> [RECORDED INFORMATION]:
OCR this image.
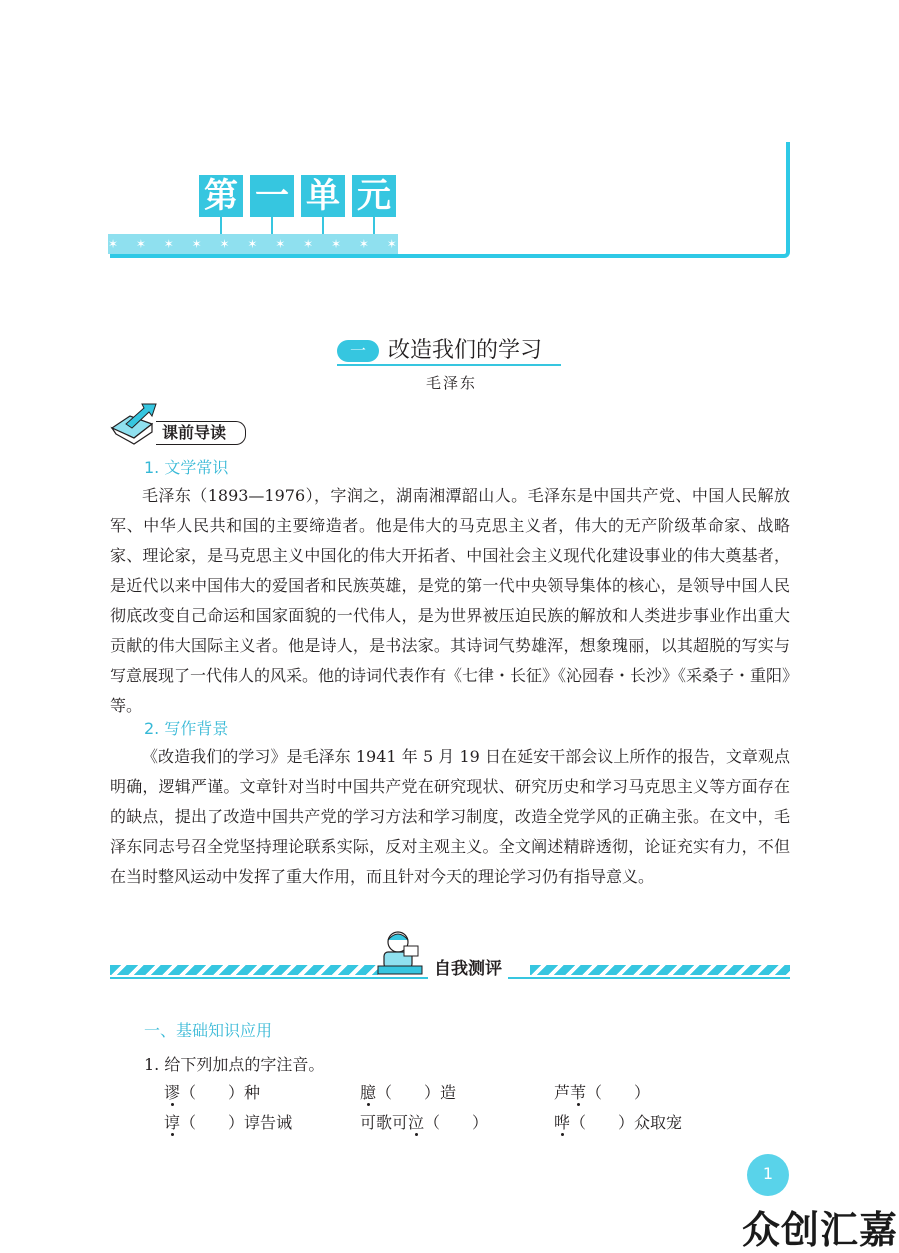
第 一 单 元
✶ ✶ ✶ ✶ ✶ ✶ ✶ ✶ ✶ ✶ ✶ ✶ ✶ ✶ ✶ ✶ ✶
一	改造我们的学习
毛泽东
课前导读
1. 文学常识

毛泽东（1893—1976），字润之，湖南湘潭韶山人。毛泽东是中国共产党、中国人民解放军、中华人民共和国的主要缔造者。他是伟大的马克思主义者，伟大的无产阶级革命家、战略家、理论家，是马克思主义中国化的伟大开拓者、中国社会主义现代化建设事业的伟大奠基者，是近代以来中国伟大的爱国者和民族英雄，是党的第一代中央领导集体的核心，是领导中国人民彻底改变自己命运和国家面貌的一代伟人，是为世界被压迫民族的解放和人类进步事业作出重大贡献的伟大国际主义者。他是诗人，是书法家。其诗词气势雄浑，想象瑰丽，以其超脱的写实与写意展现了一代伟人的风采。他的诗词代表作有《七律・长征》《沁园春・长沙》《采桑子・重阳》等。

2. 写作背景

《改造我们的学习》是毛泽东 1941 年 5 月 19 日在延安干部会议上所作的报告，文章观点明确，逻辑严谨。文章针对当时中国共产党在研究现状、研究历史和学习马克思主义等方面存在的缺点，提出了改造中国共产党的学习方法和学习制度，改造全党学风的正确主张。在文中，毛泽东同志号召全党坚持理论联系实际，反对主观主义。全文阐述精辟透彻，论证充实有力，不但在当时整风运动中发挥了重大作用，而且针对今天的理论学习仍有指导意义。

自我测评
一、基础知识应用
1. 给下列加点的字注音。
谬（　　）种	臆（　　）造	芦苇（　　）
谆（　　）谆告诫	可歌可泣（　　）	哗（　　）众取宠
1
众创汇嘉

> [AIM]: Transcribe all of the records above character for character. Exclude the pictures.

> [REPLY]:
OCR this image.
第 一 单 元
✶ ✶ ✶ ✶ ✶ ✶ ✶ ✶ ✶ ✶ ✶ ✶ ✶ ✶ ✶ ✶ ✶
一	改造我们的学习
毛泽东
课前导读
1. 文学常识

毛泽东（1893—1976），字润之，湖南湘潭韶山人。毛泽东是中国共产党、中国人民解放军、中华人民共和国的主要缔造者。他是伟大的马克思主义者，伟大的无产阶级革命家、战略家、理论家，是马克思主义中国化的伟大开拓者、中国社会主义现代化建设事业的伟大奠基者，是近代以来中国伟大的爱国者和民族英雄，是党的第一代中央领导集体的核心，是领导中国人民彻底改变自己命运和国家面貌的一代伟人，是为世界被压迫民族的解放和人类进步事业作出重大贡献的伟大国际主义者。他是诗人，是书法家。其诗词气势雄浑，想象瑰丽，以其超脱的写实与写意展现了一代伟人的风采。他的诗词代表作有《七律・长征》《沁园春・长沙》《采桑子・重阳》等。

2. 写作背景

《改造我们的学习》是毛泽东 1941 年 5 月 19 日在延安干部会议上所作的报告，文章观点明确，逻辑严谨。文章针对当时中国共产党在研究现状、研究历史和学习马克思主义等方面存在的缺点，提出了改造中国共产党的学习方法和学习制度，改造全党学风的正确主张。在文中，毛泽东同志号召全党坚持理论联系实际，反对主观主义。全文阐述精辟透彻，论证充实有力，不但在当时整风运动中发挥了重大作用，而且针对今天的理论学习仍有指导意义。

自我测评
一、基础知识应用
1. 给下列加点的字注音。
谬（　　）种	臆（　　）造	芦苇（　　）
谆（　　）谆告诫	可歌可泣（　　）	哗（　　）众取宠
1
众创汇嘉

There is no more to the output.